-- The request --
Search the records for "temperature". Copy every line where it appears.

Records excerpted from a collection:
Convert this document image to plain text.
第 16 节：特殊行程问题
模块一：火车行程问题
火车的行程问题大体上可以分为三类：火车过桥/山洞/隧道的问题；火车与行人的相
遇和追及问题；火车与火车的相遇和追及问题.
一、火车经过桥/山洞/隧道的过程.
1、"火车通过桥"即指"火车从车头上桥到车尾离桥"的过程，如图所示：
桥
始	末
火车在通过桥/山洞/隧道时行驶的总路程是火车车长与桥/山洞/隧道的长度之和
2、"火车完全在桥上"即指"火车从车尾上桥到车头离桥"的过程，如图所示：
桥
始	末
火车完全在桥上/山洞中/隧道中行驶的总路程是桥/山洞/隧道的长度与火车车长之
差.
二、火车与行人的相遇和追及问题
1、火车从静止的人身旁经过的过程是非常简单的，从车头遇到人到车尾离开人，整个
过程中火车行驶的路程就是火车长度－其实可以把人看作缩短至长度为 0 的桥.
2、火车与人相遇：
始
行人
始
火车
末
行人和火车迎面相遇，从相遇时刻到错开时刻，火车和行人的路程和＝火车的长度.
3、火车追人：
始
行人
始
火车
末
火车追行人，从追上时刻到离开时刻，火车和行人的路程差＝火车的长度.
---
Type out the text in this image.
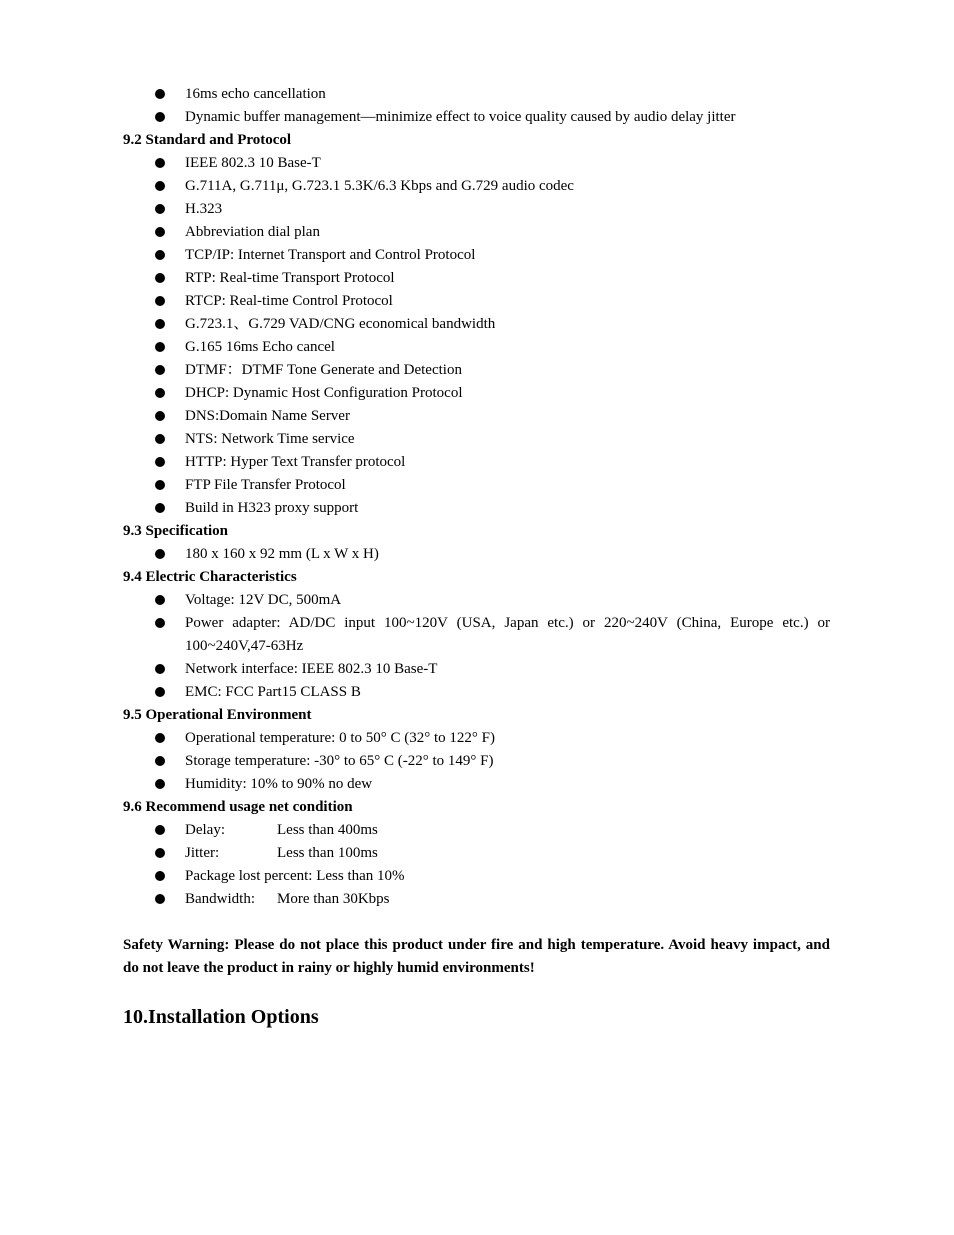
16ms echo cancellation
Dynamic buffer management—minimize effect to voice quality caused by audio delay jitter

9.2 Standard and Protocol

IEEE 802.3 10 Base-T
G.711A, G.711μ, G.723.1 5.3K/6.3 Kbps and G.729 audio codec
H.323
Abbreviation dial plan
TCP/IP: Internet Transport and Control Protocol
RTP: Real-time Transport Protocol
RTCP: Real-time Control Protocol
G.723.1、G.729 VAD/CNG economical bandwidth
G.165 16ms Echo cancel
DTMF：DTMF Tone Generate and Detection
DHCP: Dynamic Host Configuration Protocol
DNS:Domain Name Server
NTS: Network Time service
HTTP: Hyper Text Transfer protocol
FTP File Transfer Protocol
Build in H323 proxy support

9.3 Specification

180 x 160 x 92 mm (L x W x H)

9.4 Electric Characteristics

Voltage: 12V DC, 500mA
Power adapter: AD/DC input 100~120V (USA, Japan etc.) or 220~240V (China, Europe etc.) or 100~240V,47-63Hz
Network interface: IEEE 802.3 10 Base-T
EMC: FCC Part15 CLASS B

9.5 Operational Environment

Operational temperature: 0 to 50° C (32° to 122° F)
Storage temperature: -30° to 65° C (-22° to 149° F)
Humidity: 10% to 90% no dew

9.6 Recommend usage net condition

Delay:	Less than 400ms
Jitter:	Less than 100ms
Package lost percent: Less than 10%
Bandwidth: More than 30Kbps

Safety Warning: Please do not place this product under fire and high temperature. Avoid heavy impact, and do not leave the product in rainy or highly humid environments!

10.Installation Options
==
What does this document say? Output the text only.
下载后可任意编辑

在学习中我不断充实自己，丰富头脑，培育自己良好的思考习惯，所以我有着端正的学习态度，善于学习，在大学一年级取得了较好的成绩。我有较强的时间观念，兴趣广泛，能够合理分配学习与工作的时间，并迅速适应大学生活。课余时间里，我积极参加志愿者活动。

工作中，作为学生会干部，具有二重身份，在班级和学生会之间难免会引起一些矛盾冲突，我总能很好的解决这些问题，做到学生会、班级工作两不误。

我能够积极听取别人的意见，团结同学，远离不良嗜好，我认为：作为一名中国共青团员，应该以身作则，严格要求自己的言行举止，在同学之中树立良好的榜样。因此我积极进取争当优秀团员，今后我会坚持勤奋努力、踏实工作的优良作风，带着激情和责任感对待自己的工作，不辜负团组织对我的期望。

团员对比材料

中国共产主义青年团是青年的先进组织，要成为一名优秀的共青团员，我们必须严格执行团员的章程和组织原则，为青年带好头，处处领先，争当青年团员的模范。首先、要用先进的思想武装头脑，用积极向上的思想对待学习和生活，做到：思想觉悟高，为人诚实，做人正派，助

-- Answer to this problem --
Operational temperature: 0 to 50° C (32° to 122° F)
Storage temperature: -30° to 65° C (-22° to 149° F)
Safety Warning: Please do not place this product under fire and high temperature. Avoid heavy impact, and do not leave the product in rainy or highly humid environments!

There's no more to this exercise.